(Collected data entries)
● ● ● ● ●
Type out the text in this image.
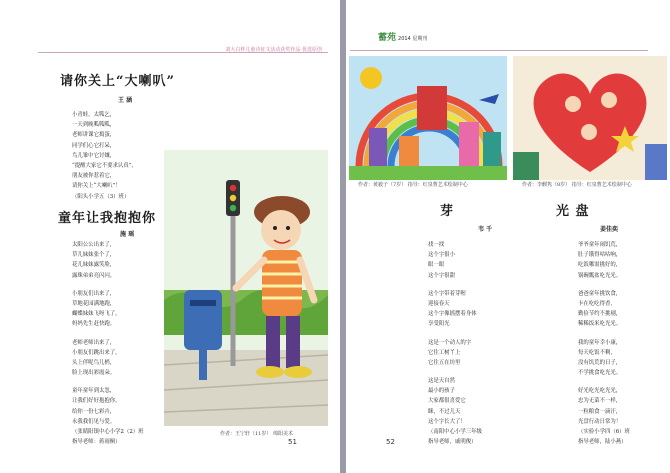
刘大白杯儿童诗征文活动获奖作品·优选原创
请你关上“大喇叭”
王 涵
小青蛙，太呱乞，
一天到晚呱呱呱，
老师讲课它捣蛋，
同学们心它打呆，
鸟儿雏中它讨嫌，
“提醒大家它不要求认真”，
朋友被你惹着它，
请你关上“大喇叭”！
（阳头小学五（3）班）
童年让我抱抱你
施 瑶
太阳公公出来了，
草儿妹妹张个了，
花儿妹妹露笑脸，
露珠弟弟亮闪闪。
小朋友们出来了，
草地花园满地跑，
蝴蝶妹妹飞呀飞了，
妈妈先生赶快跑。
老师老师出来了，
小朋友们跳出来了，
头上伴呢鸟儿梢，
脸上现出彩霞朵。
童年童年到太忽，
让我们好好抱抱你，
给你一份七彩卉，
永我我们见与爱。
（张睛阳镇中心小学2（2）班
指导老师：蒋雨桐）
作者：王宁轩（11岁） 绵阳美术
51
蓄苑 2014 星期刊
作者：黄毅子（7岁） 指导：红泉曹艺术绘制中心	作者：李麒隽（8岁） 指导：红泉曹艺术绘制中心
芽
韦 千
找一找
这个字很小
眼一眼
这个字很甜
这个字带着芽喔
迎接春天
这个字像摇摆着身体
享受阳光
这是一个动人的字
它住工树丫上
它住五在坊里
这是天自然
最小的孩子
大家都很喜爱它
眯，不过儿天
这个字长大了！
（南阳中心小学三年级
指导老师，戚明俊）
光 盘
姜佳奕
爷爷童年闹饥荒，
肚子饿得咕咕响，
吃饭哪需挑好的，
锅碗瓢盆吃光光。
爸爸童年挑饮食，
卡在吃吃得香，
勤俭节约不挑剔，
稀稀饭米吃光光。
我的童年幸小康，
每天吃饭不剩，
没有饥荒的日子，
不学挑食吃光光。
好光吃光吃光光，
忠为无菜不一样，
一粒粮食一滴汗，
光盘行动日常为！
（实验小学四（6）班
指导老师，陆小燕）
52
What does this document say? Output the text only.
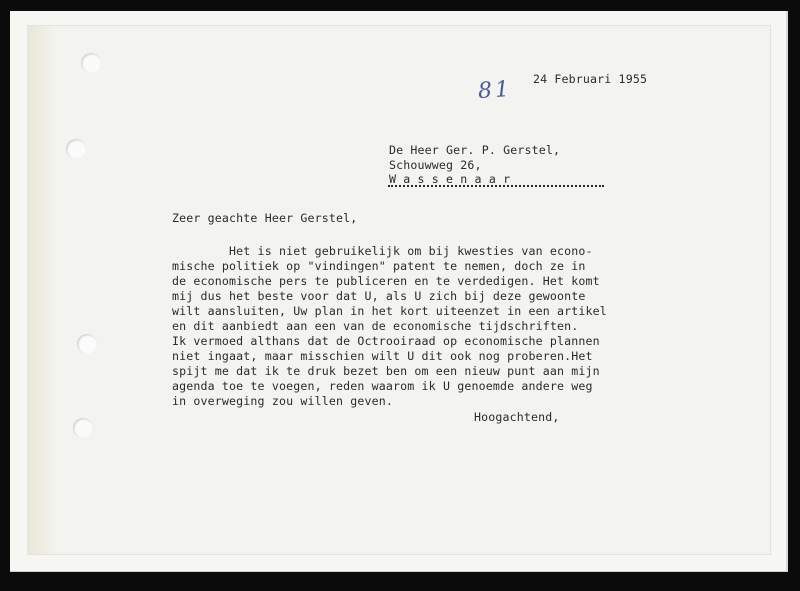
81 24 Februari 1955
De Heer Ger. P. Gerstel,
Schouwweg 26,
W a s s e n a a r
Zeer geachte Heer Gerstel,
Het is niet gebruikelijk om bij kwesties van econo-
mische politiek op "vindingen" patent te nemen, doch ze in
de economische pers te publiceren en te verdedigen. Het komt
mij dus het beste voor dat U, als U zich bij deze gewoonte
wilt aansluiten, Uw plan in het kort uiteenzet in een artikel
en dit aanbiedt aan een van de economische tijdschriften.
Ik vermoed althans dat de Octrooiraad op economische plannen
niet ingaat, maar misschien wilt U dit ook nog proberen.Het
spijt me dat ik te druk bezet ben om een nieuw punt aan mijn
agenda toe te voegen, reden waarom ik U genoemde andere weg
in overweging zou willen geven.
Hoogachtend,
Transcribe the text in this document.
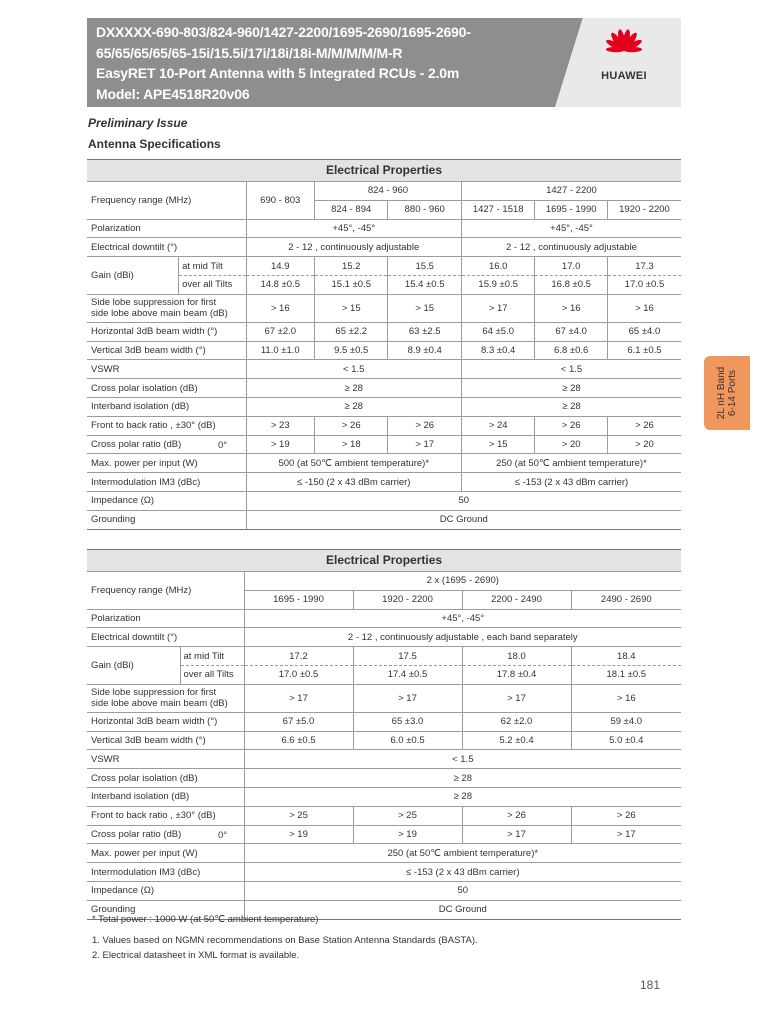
DXXXXX-690-803/824-960/1427-2200/1695-2690/1695-2690-
65/65/65/65/65-15i/15.5i/17i/18i/18i-M/M/M/M/M-R
EasyRET 10-Port Antenna with 5 Integrated RCUs - 2.0m
Model: APE4518R20v06
HUAWEI
Preliminary Issue
Antenna Specifications
2L nH Band 6-14 Ports
Electrical Properties							
Frequency range (MHz)		690 - 803	824 - 960		1427 - 2200		
			824 - 894	880 - 960	1427 - 1518	1695 - 1990	1920 - 2200
Polarization		+45°, -45°			+45°, -45°		
Electrical downtilt (°)		2 - 12 , continuously adjustable			2 - 12 , continuously adjustable		
Gain (dBi)	at mid Tilt	14.9	15.2	15.5	16.0	17.0	17.3
	over all Tilts	14.8 ±0.5	15.1 ±0.5	15.4 ±0.5	15.9 ±0.5	16.8 ±0.5	17.0 ±0.5
Side lobe suppression for first
side lobe above main beam (dB)		> 16	> 15	> 15	> 17	> 16	> 16
Horizontal 3dB beam width (°)		67 ±2.0	65 ±2.2	63 ±2.5	64 ±5.0	67 ±4.0	65 ±4.0
Vertical 3dB beam width (°)		11.0 ±1.0	9.5 ±0.5	8.9 ±0.4	8.3 ±0.4	6.8 ±0.6	6.1 ±0.5
VSWR		< 1.5			< 1.5		
Cross polar isolation (dB)		≥ 28			≥ 28		
Interband isolation (dB)		≥ 28			≥ 28		
Front to back ratio , ±30° (dB)		> 23	> 26	> 26	> 24	> 26	> 26
Cross polar ratio (dB) 0°		> 19	> 18	> 17	> 15	> 20	> 20
Max. power per input (W)		500 (at 50℃ ambient temperature)*			250 (at 50℃ ambient temperature)*		
Intermodulation IM3 (dBc)		≤ -150 (2 x 43 dBm carrier)			≤ -153 (2 x 43 dBm carrier)		
Impedance (Ω)		50					
Grounding		DC Ground					
Electrical Properties					
Frequency range (MHz)		2 x (1695 - 2690)			
		1695 - 1990	1920 - 2200	2200 - 2490	2490 - 2690
Polarization		+45°, -45°			
Electrical downtilt (°)		2 - 12 , continuously adjustable , each band separately			
Gain (dBi)	at mid Tilt	17.2	17.5	18.0	18.4
	over all Tilts	17.0 ±0.5	17.4 ±0.5	17.8 ±0.4	18.1 ±0.5
Side lobe suppression for first
side lobe above main beam (dB)		> 17	> 17	> 17	> 16
Horizontal 3dB beam width (°)		67 ±5.0	65 ±3.0	62 ±2.0	59 ±4.0
Vertical 3dB beam width (°)		6.6 ±0.5	6.0 ±0.5	5.2 ±0.4	5.0 ±0.4
VSWR		< 1.5			
Cross polar isolation (dB)		≥ 28			
Interband isolation (dB)		≥ 28			
Front to back ratio , ±30° (dB)		> 25	> 25	> 26	> 26
Cross polar ratio (dB) 0°		> 19	> 19	> 17	> 17
Max. power per input (W)		250 (at 50℃ ambient temperature)*			
Intermodulation IM3 (dBc)		≤ -153 (2 x 43 dBm carrier)			
Impedance (Ω)		50			
Grounding		DC Ground			
* Total power : 1000 W (at 50℃ ambient temperature)
1. Values based on NGMN recommendations on Base Station Antenna Standards (BASTA).
2. Electrical datasheet in XML format is available.
181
● ● ● ● ●
*The problem*
Skip the pictures and transcribe the rest of the records exactly.

*Complete output*
Type out the text in this image.
刘大白杯儿童诗征文活动获奖作品·优选原创
请你关上“大喇叭”
王 涵
小青蛙，太呱乞，
一天到晚呱呱呱，
老师讲课它捣蛋，
同学们心它打呆，
鸟儿雏中它讨嫌，
“提醒大家它不要求认真”，
朋友被你惹着它，
请你关上“大喇叭”！
（阳头小学五（3）班）
童年让我抱抱你
施 瑶
太阳公公出来了，
草儿妹妹张个了，
花儿妹妹露笑脸，
露珠弟弟亮闪闪。
小朋友们出来了，
草地花园满地跑，
蝴蝶妹妹飞呀飞了，
妈妈先生赶快跑。
老师老师出来了，
小朋友们跳出来了，
头上伴呢鸟儿梢，
脸上现出彩霞朵。
童年童年到太忽，
让我们好好抱抱你，
给你一份七彩卉，
永我我们见与爱。
（张睛阳镇中心小学2（2）班
指导老师：蒋雨桐）
作者：王宁轩（11岁） 绵阳美术
51
蓄苑 2014 星期刊
作者：黄毅子（7岁） 指导：红泉曹艺术绘制中心	作者：李麒隽（8岁） 指导：红泉曹艺术绘制中心
芽
韦 千
找一找
这个字很小
眼一眼
这个字很甜
这个字带着芽喔
迎接春天
这个字像摇摆着身体
享受阳光
这是一个动人的字
它住工树丫上
它住五在坊里
这是天自然
最小的孩子
大家都很喜爱它
眯，不过儿天
这个字长大了！
（南阳中心小学三年级
指导老师，戚明俊）
光 盘
姜佳奕
爷爷童年闹饥荒，
肚子饿得咕咕响，
吃饭哪需挑好的，
锅碗瓢盆吃光光。
爸爸童年挑饮食，
卡在吃吃得香，
勤俭节约不挑剔，
稀稀饭米吃光光。
我的童年幸小康，
每天吃饭不剩，
没有饥荒的日子，
不学挑食吃光光。
好光吃光吃光光，
忠为无菜不一样，
一粒粮食一滴汗，
光盘行动日常为！
（实验小学四（6）班
指导老师，陆小燕）
52
What does this document say? Output the text only.
81 24 Februari 1955
De Heer Ger. P. Gerstel,
Schouwweg 26,
W a s s e n a a r
Zeer geachte Heer Gerstel,
Het is niet gebruikelijk om bij kwesties van econo-
mische politiek op "vindingen" patent te nemen, doch ze in
de economische pers te publiceren en te verdedigen. Het komt
mij dus het beste voor dat U, als U zich bij deze gewoonte
wilt aansluiten, Uw plan in het kort uiteenzet in een artikel
en dit aanbiedt aan een van de economische tijdschriften.
Ik vermoed althans dat de Octrooiraad op economische plannen
niet ingaat, maar misschien wilt U dit ook nog proberen.Het
spijt me dat ik te druk bezet ben om een nieuw punt aan mijn
agenda toe te voegen, reden waarom ik U genoemde andere weg
in overweging zou willen geven.
Hoogachtend,
Transcribe the text in this document.
DXXXXX-690-803/824-960/1427-2200/1695-2690/1695-2690-
65/65/65/65/65-15i/15.5i/17i/18i/18i-M/M/M/M/M-R
EasyRET 10-Port Antenna with 5 Integrated RCUs - 2.0m
Model: APE4518R20v06
HUAWEI
Preliminary Issue
Antenna Specifications
2L nH Band 6-14 Ports
Electrical Properties							
Frequency range (MHz)		690 - 803	824 - 960		1427 - 2200		
			824 - 894	880 - 960	1427 - 1518	1695 - 1990	1920 - 2200
Polarization		+45°, -45°			+45°, -45°		
Electrical downtilt (°)		2 - 12 , continuously adjustable			2 - 12 , continuously adjustable		
Gain (dBi)	at mid Tilt	14.9	15.2	15.5	16.0	17.0	17.3
	over all Tilts	14.8 ±0.5	15.1 ±0.5	15.4 ±0.5	15.9 ±0.5	16.8 ±0.5	17.0 ±0.5
Side lobe suppression for first
side lobe above main beam (dB)		> 16	> 15	> 15	> 17	> 16	> 16
Horizontal 3dB beam width (°)		67 ±2.0	65 ±2.2	63 ±2.5	64 ±5.0	67 ±4.0	65 ±4.0
Vertical 3dB beam width (°)		11.0 ±1.0	9.5 ±0.5	8.9 ±0.4	8.3 ±0.4	6.8 ±0.6	6.1 ±0.5
VSWR		< 1.5			< 1.5		
Cross polar isolation (dB)		≥ 28			≥ 28		
Interband isolation (dB)		≥ 28			≥ 28		
Front to back ratio , ±30° (dB)		> 23	> 26	> 26	> 24	> 26	> 26
Cross polar ratio (dB) 0°		> 19	> 18	> 17	> 15	> 20	> 20
Max. power per input (W)		500 (at 50℃ ambient temperature)*			250 (at 50℃ ambient temperature)*		
Intermodulation IM3 (dBc)		≤ -150 (2 x 43 dBm carrier)			≤ -153 (2 x 43 dBm carrier)		
Impedance (Ω)		50					
Grounding		DC Ground					
Electrical Properties					
Frequency range (MHz)		2 x (1695 - 2690)			
		1695 - 1990	1920 - 2200	2200 - 2490	2490 - 2690
Polarization		+45°, -45°			
Electrical downtilt (°)		2 - 12 , continuously adjustable , each band separately			
Gain (dBi)	at mid Tilt	17.2	17.5	18.0	18.4
	over all Tilts	17.0 ±0.5	17.4 ±0.5	17.8 ±0.4	18.1 ±0.5
Side lobe suppression for first
side lobe above main beam (dB)		> 17	> 17	> 17	> 16
Horizontal 3dB beam width (°)		67 ±5.0	65 ±3.0	62 ±2.0	59 ±4.0
Vertical 3dB beam width (°)		6.6 ±0.5	6.0 ±0.5	5.2 ±0.4	5.0 ±0.4
VSWR		< 1.5			
Cross polar isolation (dB)		≥ 28			
Interband isolation (dB)		≥ 28			
Front to back ratio , ±30° (dB)		> 25	> 25	> 26	> 26
Cross polar ratio (dB) 0°		> 19	> 19	> 17	> 17
Max. power per input (W)		250 (at 50℃ ambient temperature)*			
Intermodulation IM3 (dBc)		≤ -153 (2 x 43 dBm carrier)			
Impedance (Ω)		50			
Grounding		DC Ground			
* Total power : 1000 W (at 50℃ ambient temperature)
1. Values based on NGMN recommendations on Base Station Antenna Standards (BASTA).
2. Electrical datasheet in XML format is available.
181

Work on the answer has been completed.